▶ _Task directions_
Set down, in full, every record in the block.

▶ _Items_
^^^^
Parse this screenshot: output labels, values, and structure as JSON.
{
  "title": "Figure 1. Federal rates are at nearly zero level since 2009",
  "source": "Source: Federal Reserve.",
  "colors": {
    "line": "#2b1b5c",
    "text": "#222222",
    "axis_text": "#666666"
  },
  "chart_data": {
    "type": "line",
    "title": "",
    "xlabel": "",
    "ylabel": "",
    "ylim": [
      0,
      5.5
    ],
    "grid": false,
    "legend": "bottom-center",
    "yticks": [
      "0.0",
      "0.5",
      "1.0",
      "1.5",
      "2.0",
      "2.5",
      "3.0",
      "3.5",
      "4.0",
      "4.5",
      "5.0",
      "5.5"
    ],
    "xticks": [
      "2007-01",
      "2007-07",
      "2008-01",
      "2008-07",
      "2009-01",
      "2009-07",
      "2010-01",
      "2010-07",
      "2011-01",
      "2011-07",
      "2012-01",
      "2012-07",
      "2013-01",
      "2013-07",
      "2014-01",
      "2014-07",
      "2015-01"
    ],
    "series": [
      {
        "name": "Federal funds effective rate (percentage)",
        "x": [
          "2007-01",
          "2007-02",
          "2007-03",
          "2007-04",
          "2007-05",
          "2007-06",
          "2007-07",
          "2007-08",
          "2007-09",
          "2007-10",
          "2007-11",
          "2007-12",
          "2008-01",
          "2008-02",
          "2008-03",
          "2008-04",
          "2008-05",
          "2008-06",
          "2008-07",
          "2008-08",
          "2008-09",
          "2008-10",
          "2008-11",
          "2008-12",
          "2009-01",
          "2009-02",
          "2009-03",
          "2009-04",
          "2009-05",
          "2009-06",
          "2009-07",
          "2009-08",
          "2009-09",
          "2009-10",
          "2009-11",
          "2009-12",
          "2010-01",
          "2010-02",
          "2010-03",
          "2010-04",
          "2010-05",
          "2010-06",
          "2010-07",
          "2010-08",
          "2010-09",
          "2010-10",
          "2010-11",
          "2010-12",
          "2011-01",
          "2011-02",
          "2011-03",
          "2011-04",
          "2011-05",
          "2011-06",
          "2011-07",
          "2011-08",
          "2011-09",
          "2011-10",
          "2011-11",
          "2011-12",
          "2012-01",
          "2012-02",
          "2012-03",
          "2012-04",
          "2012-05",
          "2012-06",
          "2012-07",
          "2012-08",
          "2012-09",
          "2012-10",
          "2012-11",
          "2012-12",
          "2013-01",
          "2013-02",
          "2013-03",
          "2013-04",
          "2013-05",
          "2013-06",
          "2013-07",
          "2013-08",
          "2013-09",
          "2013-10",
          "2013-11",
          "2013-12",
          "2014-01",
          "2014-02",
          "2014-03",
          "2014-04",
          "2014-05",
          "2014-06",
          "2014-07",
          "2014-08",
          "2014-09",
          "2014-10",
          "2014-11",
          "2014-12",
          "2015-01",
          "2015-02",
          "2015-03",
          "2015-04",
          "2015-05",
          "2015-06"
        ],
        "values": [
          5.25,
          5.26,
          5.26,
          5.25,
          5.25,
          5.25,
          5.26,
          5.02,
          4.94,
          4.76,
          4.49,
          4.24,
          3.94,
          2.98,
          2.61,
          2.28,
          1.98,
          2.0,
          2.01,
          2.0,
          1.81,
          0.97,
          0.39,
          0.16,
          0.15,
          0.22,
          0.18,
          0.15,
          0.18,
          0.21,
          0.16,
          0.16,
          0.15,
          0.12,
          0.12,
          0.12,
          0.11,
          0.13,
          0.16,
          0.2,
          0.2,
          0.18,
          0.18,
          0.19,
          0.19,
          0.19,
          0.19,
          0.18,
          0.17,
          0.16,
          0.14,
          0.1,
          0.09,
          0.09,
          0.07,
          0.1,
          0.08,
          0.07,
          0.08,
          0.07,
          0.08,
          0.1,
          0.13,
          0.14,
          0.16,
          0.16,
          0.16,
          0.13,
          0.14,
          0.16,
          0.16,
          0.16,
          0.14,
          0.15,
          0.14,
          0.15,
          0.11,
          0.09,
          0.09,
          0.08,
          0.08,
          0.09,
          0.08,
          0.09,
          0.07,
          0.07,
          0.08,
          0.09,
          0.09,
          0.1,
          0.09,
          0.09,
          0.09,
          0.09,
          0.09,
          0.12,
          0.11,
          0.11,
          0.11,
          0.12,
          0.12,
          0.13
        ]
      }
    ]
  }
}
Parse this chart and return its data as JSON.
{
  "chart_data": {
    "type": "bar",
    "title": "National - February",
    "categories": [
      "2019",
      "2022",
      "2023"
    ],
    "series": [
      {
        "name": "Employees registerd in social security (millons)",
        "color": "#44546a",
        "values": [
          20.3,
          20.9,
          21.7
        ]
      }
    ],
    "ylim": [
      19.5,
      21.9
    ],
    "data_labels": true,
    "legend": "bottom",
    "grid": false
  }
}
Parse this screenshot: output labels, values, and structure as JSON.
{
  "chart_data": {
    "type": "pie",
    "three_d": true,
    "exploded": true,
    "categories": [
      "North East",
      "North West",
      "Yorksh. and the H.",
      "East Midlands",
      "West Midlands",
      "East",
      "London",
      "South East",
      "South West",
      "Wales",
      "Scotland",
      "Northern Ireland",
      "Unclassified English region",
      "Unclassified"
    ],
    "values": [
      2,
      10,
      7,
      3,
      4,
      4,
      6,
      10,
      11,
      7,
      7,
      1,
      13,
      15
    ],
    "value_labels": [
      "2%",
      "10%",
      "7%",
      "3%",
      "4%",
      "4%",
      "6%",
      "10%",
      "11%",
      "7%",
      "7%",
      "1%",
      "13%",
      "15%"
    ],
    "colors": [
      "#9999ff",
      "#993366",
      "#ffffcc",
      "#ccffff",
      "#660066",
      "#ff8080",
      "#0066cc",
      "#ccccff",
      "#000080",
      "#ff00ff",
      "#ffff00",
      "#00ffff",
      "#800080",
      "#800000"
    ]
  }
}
^^^^
▶ _Written solution_
Parse this screenshot: output labels, values, and structure as JSON.
{
  "title": "Figure 1. Federal rates are at nearly zero level since 2009",
  "source": "Source: Federal Reserve.",
  "colors": {
    "line": "#2b1b5c",
    "text": "#222222",
    "axis_text": "#666666"
  },
  "chart_data": {
    "type": "line",
    "title": "",
    "xlabel": "",
    "ylabel": "",
    "ylim": [
      0,
      5.5
    ],
    "grid": false,
    "legend": "bottom-center",
    "yticks": [
      "0.0",
      "0.5",
      "1.0",
      "1.5",
      "2.0",
      "2.5",
      "3.0",
      "3.5",
      "4.0",
      "4.5",
      "5.0",
      "5.5"
    ],
    "xticks": [
      "2007-01",
      "2007-07",
      "2008-01",
      "2008-07",
      "2009-01",
      "2009-07",
      "2010-01",
      "2010-07",
      "2011-01",
      "2011-07",
      "2012-01",
      "2012-07",
      "2013-01",
      "2013-07",
      "2014-01",
      "2014-07",
      "2015-01"
    ],
    "series": [
      {
        "name": "Federal funds effective rate (percentage)",
        "x": [
          "2007-01",
          "2007-02",
          "2007-03",
          "2007-04",
          "2007-05",
          "2007-06",
          "2007-07",
          "2007-08",
          "2007-09",
          "2007-10",
          "2007-11",
          "2007-12",
          "2008-01",
          "2008-02",
          "2008-03",
          "2008-04",
          "2008-05",
          "2008-06",
          "2008-07",
          "2008-08",
          "2008-09",
          "2008-10",
          "2008-11",
          "2008-12",
          "2009-01",
          "2009-02",
          "2009-03",
          "2009-04",
          "2009-05",
          "2009-06",
          "2009-07",
          "2009-08",
          "2009-09",
          "2009-10",
          "2009-11",
          "2009-12",
          "2010-01",
          "2010-02",
          "2010-03",
          "2010-04",
          "2010-05",
          "2010-06",
          "2010-07",
          "2010-08",
          "2010-09",
          "2010-10",
          "2010-11",
          "2010-12",
          "2011-01",
          "2011-02",
          "2011-03",
          "2011-04",
          "2011-05",
          "2011-06",
          "2011-07",
          "2011-08",
          "2011-09",
          "2011-10",
          "2011-11",
          "2011-12",
          "2012-01",
          "2012-02",
          "2012-03",
          "2012-04",
          "2012-05",
          "2012-06",
          "2012-07",
          "2012-08",
          "2012-09",
          "2012-10",
          "2012-11",
          "2012-12",
          "2013-01",
          "2013-02",
          "2013-03",
          "2013-04",
          "2013-05",
          "2013-06",
          "2013-07",
          "2013-08",
          "2013-09",
          "2013-10",
          "2013-11",
          "2013-12",
          "2014-01",
          "2014-02",
          "2014-03",
          "2014-04",
          "2014-05",
          "2014-06",
          "2014-07",
          "2014-08",
          "2014-09",
          "2014-10",
          "2014-11",
          "2014-12",
          "2015-01",
          "2015-02",
          "2015-03",
          "2015-04",
          "2015-05",
          "2015-06"
        ],
        "values": [
          5.25,
          5.26,
          5.26,
          5.25,
          5.25,
          5.25,
          5.26,
          5.02,
          4.94,
          4.76,
          4.49,
          4.24,
          3.94,
          2.98,
          2.61,
          2.28,
          1.98,
          2.0,
          2.01,
          2.0,
          1.81,
          0.97,
          0.39,
          0.16,
          0.15,
          0.22,
          0.18,
          0.15,
          0.18,
          0.21,
          0.16,
          0.16,
          0.15,
          0.12,
          0.12,
          0.12,
          0.11,
          0.13,
          0.16,
          0.2,
          0.2,
          0.18,
          0.18,
          0.19,
          0.19,
          0.19,
          0.19,
          0.18,
          0.17,
          0.16,
          0.14,
          0.1,
          0.09,
          0.09,
          0.07,
          0.1,
          0.08,
          0.07,
          0.08,
          0.07,
          0.08,
          0.1,
          0.13,
          0.14,
          0.16,
          0.16,
          0.16,
          0.13,
          0.14,
          0.16,
          0.16,
          0.16,
          0.14,
          0.15,
          0.14,
          0.15,
          0.11,
          0.09,
          0.09,
          0.08,
          0.08,
          0.09,
          0.08,
          0.09,
          0.07,
          0.07,
          0.08,
          0.09,
          0.09,
          0.1,
          0.09,
          0.09,
          0.09,
          0.09,
          0.09,
          0.12,
          0.11,
          0.11,
          0.11,
          0.12,
          0.12,
          0.13
        ]
      }
    ]
  }
}
Parse this chart and return its data as JSON.
{
  "chart_data": {
    "type": "bar",
    "title": "National - February",
    "categories": [
      "2019",
      "2022",
      "2023"
    ],
    "series": [
      {
        "name": "Employees registerd in social security (millons)",
        "color": "#44546a",
        "values": [
          20.3,
          20.9,
          21.7
        ]
      }
    ],
    "ylim": [
      19.5,
      21.9
    ],
    "data_labels": true,
    "legend": "bottom",
    "grid": false
  }
}
Parse this screenshot: output labels, values, and structure as JSON.
{
  "chart_data": {
    "type": "pie",
    "three_d": true,
    "exploded": true,
    "categories": [
      "North East",
      "North West",
      "Yorksh. and the H.",
      "East Midlands",
      "West Midlands",
      "East",
      "London",
      "South East",
      "South West",
      "Wales",
      "Scotland",
      "Northern Ireland",
      "Unclassified English region",
      "Unclassified"
    ],
    "values": [
      2,
      10,
      7,
      3,
      4,
      4,
      6,
      10,
      11,
      7,
      7,
      1,
      13,
      15
    ],
    "value_labels": [
      "2%",
      "10%",
      "7%",
      "3%",
      "4%",
      "4%",
      "6%",
      "10%",
      "11%",
      "7%",
      "7%",
      "1%",
      "13%",
      "15%"
    ],
    "colors": [
      "#9999ff",
      "#993366",
      "#ffffcc",
      "#ccffff",
      "#660066",
      "#ff8080",
      "#0066cc",
      "#ccccff",
      "#000080",
      "#ff00ff",
      "#ffff00",
      "#00ffff",
      "#800080",
      "#800000"
    ]
  }
}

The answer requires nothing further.